'''

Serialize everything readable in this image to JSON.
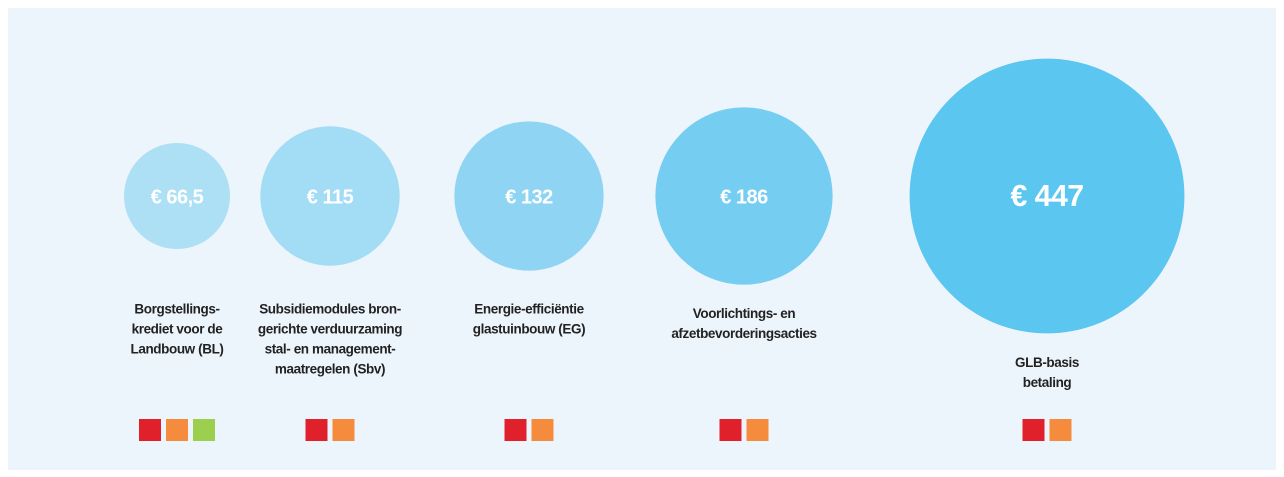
{
  "chart_data": {
    "type": "bubble",
    "items": [
      {
        "value": 66.5,
        "value_label": "€ 66,5",
        "color": "#aee0f5",
        "label_lines": [
          "Borgstellings-",
          "krediet voor de",
          "Landbouw (BL)"
        ],
        "markers": [
          "#e0202b",
          "#f58b3c",
          "#9dcf4f"
        ]
      },
      {
        "value": 115,
        "value_label": "€ 115",
        "color": "#a3dcf5",
        "label_lines": [
          "Subsidiemodules bron-",
          "gerichte verduurzaming",
          "stal- en management-",
          "maatregelen (Sbv)"
        ],
        "markers": [
          "#e0202b",
          "#f58b3c"
        ]
      },
      {
        "value": 132,
        "value_label": "€ 132",
        "color": "#8fd5f3",
        "label_lines": [
          "Energie-efficiëntie",
          "glastuinbouw (EG)"
        ],
        "markers": [
          "#e0202b",
          "#f58b3c"
        ]
      },
      {
        "value": 186,
        "value_label": "€ 186",
        "color": "#76cdf2",
        "label_lines": [
          "Voorlichtings- en",
          "afzetbevorderingsacties"
        ],
        "markers": [
          "#e0202b",
          "#f58b3c"
        ]
      },
      {
        "value": 447,
        "value_label": "€ 447",
        "color": "#5bc6f0",
        "label_lines": [
          "GLB-basis",
          "betaling"
        ],
        "markers": [
          "#e0202b",
          "#f58b3c"
        ]
      }
    ]
  }
}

'''

**WHAT THE EXERCISE ASKS:** Reproduce the material above verbatim; omit every picture.

**CORRECT OUTPUT:**
Serialize everything readable in this image to JSON.
{
  "chart_data": {
    "type": "bubble",
    "items": [
      {
        "value": 66.5,
        "value_label": "€ 66,5",
        "color": "#aee0f5",
        "label_lines": [
          "Borgstellings-",
          "krediet voor de",
          "Landbouw (BL)"
        ],
        "markers": [
          "#e0202b",
          "#f58b3c",
          "#9dcf4f"
        ]
      },
      {
        "value": 115,
        "value_label": "€ 115",
        "color": "#a3dcf5",
        "label_lines": [
          "Subsidiemodules bron-",
          "gerichte verduurzaming",
          "stal- en management-",
          "maatregelen (Sbv)"
        ],
        "markers": [
          "#e0202b",
          "#f58b3c"
        ]
      },
      {
        "value": 132,
        "value_label": "€ 132",
        "color": "#8fd5f3",
        "label_lines": [
          "Energie-efficiëntie",
          "glastuinbouw (EG)"
        ],
        "markers": [
          "#e0202b",
          "#f58b3c"
        ]
      },
      {
        "value": 186,
        "value_label": "€ 186",
        "color": "#76cdf2",
        "label_lines": [
          "Voorlichtings- en",
          "afzetbevorderingsacties"
        ],
        "markers": [
          "#e0202b",
          "#f58b3c"
        ]
      },
      {
        "value": 447,
        "value_label": "€ 447",
        "color": "#5bc6f0",
        "label_lines": [
          "GLB-basis",
          "betaling"
        ],
        "markers": [
          "#e0202b",
          "#f58b3c"
        ]
      }
    ]
  }
}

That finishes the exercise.